◆ **Stored data entries**

__________

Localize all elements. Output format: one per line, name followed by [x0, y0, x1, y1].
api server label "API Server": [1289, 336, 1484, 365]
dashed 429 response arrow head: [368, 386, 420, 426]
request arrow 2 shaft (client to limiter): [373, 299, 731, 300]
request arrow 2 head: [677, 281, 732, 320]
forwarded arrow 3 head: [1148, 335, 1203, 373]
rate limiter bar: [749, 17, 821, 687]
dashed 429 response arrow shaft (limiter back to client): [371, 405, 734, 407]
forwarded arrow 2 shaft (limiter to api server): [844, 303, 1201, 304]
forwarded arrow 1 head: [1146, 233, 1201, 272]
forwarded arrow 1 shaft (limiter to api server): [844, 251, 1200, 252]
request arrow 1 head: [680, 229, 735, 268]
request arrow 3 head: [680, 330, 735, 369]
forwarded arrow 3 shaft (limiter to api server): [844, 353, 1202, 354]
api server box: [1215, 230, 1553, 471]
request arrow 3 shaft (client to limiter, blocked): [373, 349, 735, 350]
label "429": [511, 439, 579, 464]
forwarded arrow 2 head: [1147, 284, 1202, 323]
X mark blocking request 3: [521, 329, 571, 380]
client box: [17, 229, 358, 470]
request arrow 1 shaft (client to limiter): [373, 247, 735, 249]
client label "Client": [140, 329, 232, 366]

__________

◆ **TASK TO CARRY OUT**
Report every line from the stored data entries above that contains the string "server", copying each one in full.

◆ **WRITTEN RESPONSE**
api server label "API Server": [1289, 336, 1484, 365]
forwarded arrow 2 shaft (limiter to api server): [844, 303, 1201, 304]
forwarded arrow 1 shaft (limiter to api server): [844, 251, 1200, 252]
forwarded arrow 3 shaft (limiter to api server): [844, 353, 1202, 354]
api server box: [1215, 230, 1553, 471]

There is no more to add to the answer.